Travel Plan: Seeing the Komodo Dragons
Many travellers are searching for that unique experience, something special, something unique. Sometimes everything is much more special when you’ve gone to great efforts to earn the right to experience it, going that extra mile to see something only a select few outsiders have. When it comes to Indonesia, Bali is the only island many people think of. Everyone forgets that a chain of secluded islands on the eastern edge of the country plays host to an incredibly unique animal, a living, breathing fossil from the time of the dinosaurs. Welcome to the land of the Komodo dragons.
This article will be your ultimate guide on everything you need to know on how to to see the world’s biggest lizard for yourself.
Where Is It?
Throughout the entire world, Komodo dragons can only be found on 2 islands. They’re both off the coast of Labuan Bajo on the eastern edge of Flores (or East Nusa Tenggara). One is aptly named Komodo Island and the other, Rinca. Both of these islands are only accessible by boat.

▸ **MATERIAL SHOWN**
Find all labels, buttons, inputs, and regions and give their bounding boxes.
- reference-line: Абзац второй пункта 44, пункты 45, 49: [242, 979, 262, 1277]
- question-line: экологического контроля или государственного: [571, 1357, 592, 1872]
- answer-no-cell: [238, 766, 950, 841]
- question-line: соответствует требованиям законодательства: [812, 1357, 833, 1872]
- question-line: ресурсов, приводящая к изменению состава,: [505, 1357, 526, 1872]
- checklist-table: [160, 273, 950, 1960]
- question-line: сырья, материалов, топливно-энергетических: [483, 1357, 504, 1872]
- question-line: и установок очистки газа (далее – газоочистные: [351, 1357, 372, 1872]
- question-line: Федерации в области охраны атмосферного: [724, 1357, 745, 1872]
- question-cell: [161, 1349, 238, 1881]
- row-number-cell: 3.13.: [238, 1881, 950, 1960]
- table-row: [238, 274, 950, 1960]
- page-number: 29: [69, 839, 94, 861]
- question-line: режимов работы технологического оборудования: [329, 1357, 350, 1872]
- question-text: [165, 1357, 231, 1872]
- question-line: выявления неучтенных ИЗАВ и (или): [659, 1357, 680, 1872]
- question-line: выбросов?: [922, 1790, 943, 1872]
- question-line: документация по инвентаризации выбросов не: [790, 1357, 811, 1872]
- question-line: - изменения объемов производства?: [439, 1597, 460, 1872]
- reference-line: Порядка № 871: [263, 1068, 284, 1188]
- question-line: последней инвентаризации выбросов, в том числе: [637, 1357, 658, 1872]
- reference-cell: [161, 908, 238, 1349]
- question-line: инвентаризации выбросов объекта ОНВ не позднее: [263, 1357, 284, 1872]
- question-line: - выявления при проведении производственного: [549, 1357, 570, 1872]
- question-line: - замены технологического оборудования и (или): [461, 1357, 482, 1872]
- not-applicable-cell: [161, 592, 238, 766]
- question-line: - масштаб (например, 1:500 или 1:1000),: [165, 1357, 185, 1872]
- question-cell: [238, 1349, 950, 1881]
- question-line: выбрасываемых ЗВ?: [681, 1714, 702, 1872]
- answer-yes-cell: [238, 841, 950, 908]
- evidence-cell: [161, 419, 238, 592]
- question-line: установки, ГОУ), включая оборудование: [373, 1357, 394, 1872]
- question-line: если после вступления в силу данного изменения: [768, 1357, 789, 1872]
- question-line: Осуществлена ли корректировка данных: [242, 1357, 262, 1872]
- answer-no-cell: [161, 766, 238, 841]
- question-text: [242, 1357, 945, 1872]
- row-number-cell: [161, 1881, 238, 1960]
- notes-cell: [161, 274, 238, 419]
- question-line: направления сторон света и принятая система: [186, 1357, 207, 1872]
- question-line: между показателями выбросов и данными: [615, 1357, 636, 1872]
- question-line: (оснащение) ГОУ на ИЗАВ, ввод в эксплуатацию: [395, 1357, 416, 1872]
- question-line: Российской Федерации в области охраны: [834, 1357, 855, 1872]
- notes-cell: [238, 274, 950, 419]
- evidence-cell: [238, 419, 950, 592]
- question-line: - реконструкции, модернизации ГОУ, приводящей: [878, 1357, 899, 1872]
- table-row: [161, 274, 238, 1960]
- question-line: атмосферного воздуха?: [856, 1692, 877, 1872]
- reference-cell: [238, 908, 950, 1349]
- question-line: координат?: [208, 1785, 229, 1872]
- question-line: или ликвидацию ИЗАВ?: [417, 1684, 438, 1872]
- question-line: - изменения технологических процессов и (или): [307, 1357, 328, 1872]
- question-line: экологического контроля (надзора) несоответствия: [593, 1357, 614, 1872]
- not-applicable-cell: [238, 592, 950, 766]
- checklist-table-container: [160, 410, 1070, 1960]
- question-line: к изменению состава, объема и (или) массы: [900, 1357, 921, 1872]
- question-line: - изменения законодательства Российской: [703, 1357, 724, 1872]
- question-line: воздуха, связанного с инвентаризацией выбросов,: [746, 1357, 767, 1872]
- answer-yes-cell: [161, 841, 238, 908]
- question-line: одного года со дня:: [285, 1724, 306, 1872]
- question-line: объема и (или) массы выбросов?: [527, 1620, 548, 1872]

▸ **REQUESTS**
A – In the Komodo dragon travel guide, translate the sentence "Both of these islands are only accessible by boat." into Spanish.
B – Resume the Komodo dragon travel guide after its final sentence and write the next part in the same style.

▸ **ANSWERS PER TASK**
A – Ambas islas solo son accesibles en barco.

B –
Unfortunately, its not the easiest place in the world to get to and requires a few steps. Obviously, your first need to get to Indonesia. Once you’ve arrived, there are two options on how to reach Labuan Bajo; flight or ferry.
Labuan Bajo has an airport, conveniently called Komodo Airport, with arrivals from across the country’s different islands. The two most popular routes are from Bali (1 hr) and Jakarta (2.5 hrs), with other flights from Mataram, Surabaya, Ende and various points across Flores. For the latest info, check out Flight Connections.
The more leisurely option is taking a ferry from one of many different points across Indonesia, including Surabaya, Lombok, the Gili Islands, Bali, Sumba, Sumbawa, West-Timor, Bira and Makassar. The ferries run on regular schedules, and the ones travelling from a further distance usually have a few stops along the way.
There are also tourist cruise-type ferries that leave from Lombok and the Gili Islands which take up to 4 days to get there, regularly stopping for some sightseeing. Tickets can be bought from hostels or tour agencies and cost about 1,500,000 IDR.
Arranging a Tour
Now you’ve arrived at Labuan Bajo, your next step is getting to one of the islands with the Komodo dragons. The only way to do that is by boat. If you wanted, and had the money to waste, you can charter a boat privately, but expect to pay a fortune. The most likely scenario is that you’ll have to take part in a tour group, so which one should you pick one? This is the hardest decision you’ll make, as there are MANY things to consider. So lets take things one step at a time.
1) When Should you Book?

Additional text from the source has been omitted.